The request: Only a number is wanted: how many lines of the entries include the string "this"?

Stored items from a collection
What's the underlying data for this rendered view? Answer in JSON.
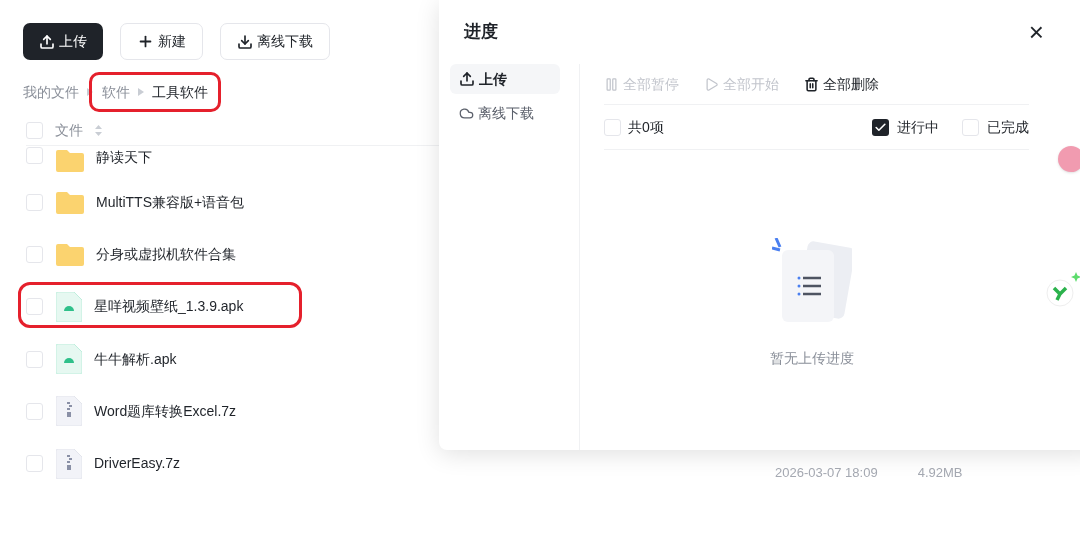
{
  "toolbar": [
    {
      "kind": "upload",
      "label": "上传",
      "primary": true
    },
    {
      "kind": "new",
      "label": "新建",
      "primary": false
    },
    {
      "kind": "download",
      "label": "离线下载",
      "primary": false
    }
  ],
  "breadcrumb": [
    {
      "label": "我的文件",
      "current": false,
      "highlighted": false
    },
    {
      "label": "软件",
      "current": false,
      "highlighted": true
    },
    {
      "label": "工具软件",
      "current": true,
      "highlighted": true
    }
  ],
  "table": {
    "header": "文件",
    "rows": [
      {
        "kind": "folder",
        "name": "静读天下",
        "highlighted": false,
        "checked": false
      },
      {
        "kind": "folder",
        "name": "MultiTTS兼容版+语音包",
        "highlighted": false,
        "checked": false
      },
      {
        "kind": "folder",
        "name": "分身或虚拟机软件合集",
        "highlighted": false,
        "checked": false
      },
      {
        "kind": "apk",
        "name": "星咩视频壁纸_1.3.9.apk",
        "highlighted": true,
        "checked": false
      },
      {
        "kind": "apk",
        "name": "牛牛解析.apk",
        "highlighted": false,
        "checked": false
      },
      {
        "kind": "archive",
        "name": "Word题库转换Excel.7z",
        "highlighted": false,
        "checked": false
      },
      {
        "kind": "archive",
        "name": "DriverEasy.7z",
        "highlighted": false,
        "checked": false,
        "date": "2026-03-07 18:09",
        "size": "4.92MB"
      }
    ]
  },
  "panel": {
    "title": "进度",
    "close": "×",
    "tabs": [
      {
        "kind": "upload",
        "label": "上传",
        "selected": true
      },
      {
        "kind": "cloud",
        "label": "离线下载",
        "selected": false
      }
    ],
    "actions": [
      {
        "kind": "pause",
        "label": "全部暂停",
        "disabled": true
      },
      {
        "kind": "play",
        "label": "全部开始",
        "disabled": true
      },
      {
        "kind": "delete",
        "label": "全部删除",
        "disabled": false
      }
    ],
    "count": {
      "label": "共0项",
      "checked": false
    },
    "filters": [
      {
        "label": "进行中",
        "checked": true
      },
      {
        "label": "已完成",
        "checked": false
      }
    ],
    "empty": "暂无上传进度"
  }
}
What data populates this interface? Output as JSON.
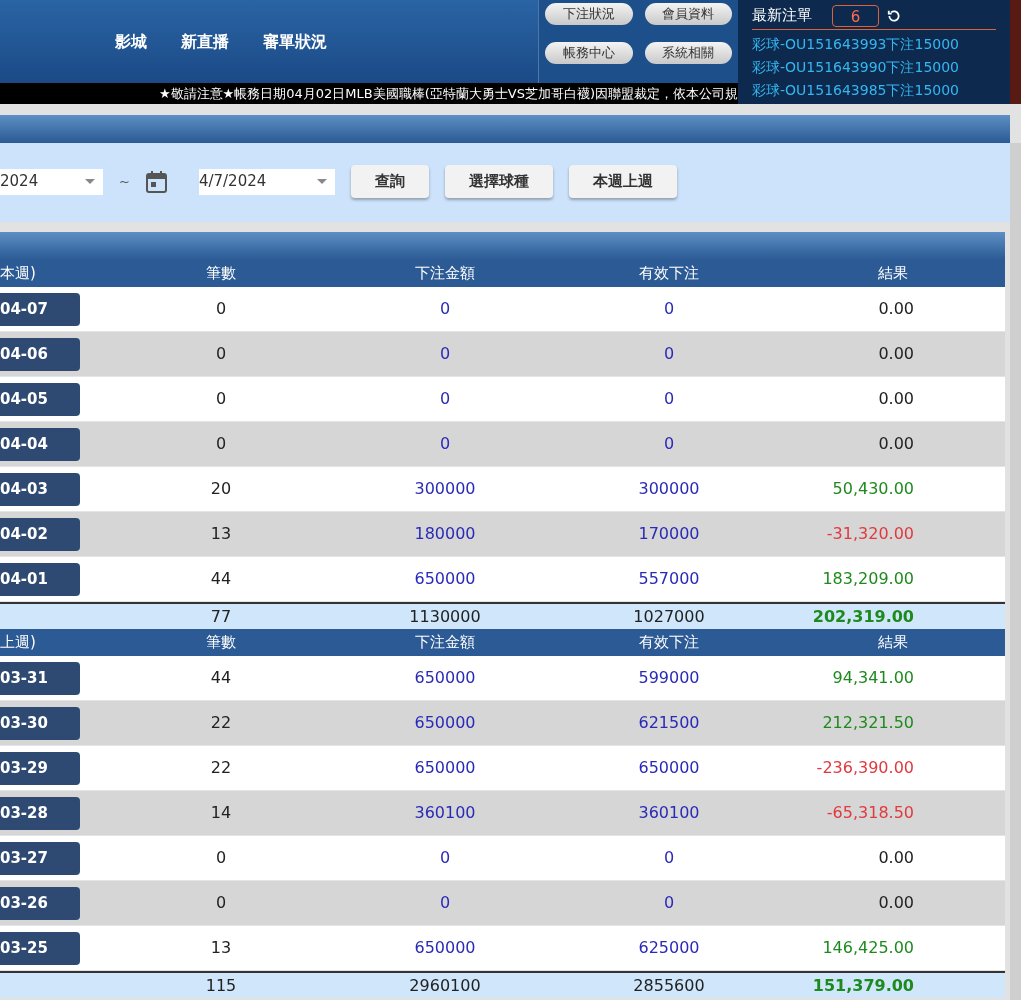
{
  "nav": [
    "影城",
    "新直播",
    "審單狀況"
  ],
  "header_buttons": [
    "下注狀況",
    "會員資料",
    "帳務中心",
    "系統相關"
  ],
  "latest": {
    "title": "最新注單",
    "count": "6",
    "items": [
      "彩球-OU151643993下注15000",
      "彩球-OU151643990下注15000",
      "彩球-OU151643985下注15000"
    ]
  },
  "ticker": "★敬請注意★帳務日期04月02日MLB美國職棒(亞特蘭大勇士VS芝加哥白襪)因聯盟裁定，依本公司規",
  "filter": {
    "start": "2024",
    "separator": "~",
    "end": "4/7/2024",
    "buttons": [
      "查詢",
      "選擇球種",
      "本週上週"
    ]
  },
  "weeks": [
    {
      "columns": [
        "本週)",
        "筆數",
        "下注金額",
        "有效下注",
        "結果"
      ],
      "rows": [
        {
          "date": "04-07",
          "count": "0",
          "bet": "0",
          "valid": "0",
          "result": "0.00",
          "color": "#222222"
        },
        {
          "date": "04-06",
          "count": "0",
          "bet": "0",
          "valid": "0",
          "result": "0.00",
          "color": "#222222"
        },
        {
          "date": "04-05",
          "count": "0",
          "bet": "0",
          "valid": "0",
          "result": "0.00",
          "color": "#222222"
        },
        {
          "date": "04-04",
          "count": "0",
          "bet": "0",
          "valid": "0",
          "result": "0.00",
          "color": "#222222"
        },
        {
          "date": "04-03",
          "count": "20",
          "bet": "300000",
          "valid": "300000",
          "result": "50,430.00",
          "color": "#1e8a1e"
        },
        {
          "date": "04-02",
          "count": "13",
          "bet": "180000",
          "valid": "170000",
          "result": "-31,320.00",
          "color": "#e0393e"
        },
        {
          "date": "04-01",
          "count": "44",
          "bet": "650000",
          "valid": "557000",
          "result": "183,209.00",
          "color": "#1e8a1e"
        }
      ],
      "total": {
        "count": "77",
        "bet": "1130000",
        "valid": "1027000",
        "result": "202,319.00"
      }
    },
    {
      "columns": [
        "上週)",
        "筆數",
        "下注金額",
        "有效下注",
        "結果"
      ],
      "rows": [
        {
          "date": "03-31",
          "count": "44",
          "bet": "650000",
          "valid": "599000",
          "result": "94,341.00",
          "color": "#1e8a1e"
        },
        {
          "date": "03-30",
          "count": "22",
          "bet": "650000",
          "valid": "621500",
          "result": "212,321.50",
          "color": "#1e8a1e"
        },
        {
          "date": "03-29",
          "count": "22",
          "bet": "650000",
          "valid": "650000",
          "result": "-236,390.00",
          "color": "#e0393e"
        },
        {
          "date": "03-28",
          "count": "14",
          "bet": "360100",
          "valid": "360100",
          "result": "-65,318.50",
          "color": "#e0393e"
        },
        {
          "date": "03-27",
          "count": "0",
          "bet": "0",
          "valid": "0",
          "result": "0.00",
          "color": "#222222"
        },
        {
          "date": "03-26",
          "count": "0",
          "bet": "0",
          "valid": "0",
          "result": "0.00",
          "color": "#222222"
        },
        {
          "date": "03-25",
          "count": "13",
          "bet": "650000",
          "valid": "625000",
          "result": "146,425.00",
          "color": "#1e8a1e"
        }
      ],
      "total": {
        "count": "115",
        "bet": "2960100",
        "valid": "2855600",
        "result": "151,379.00"
      }
    }
  ]
}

Solution below: 2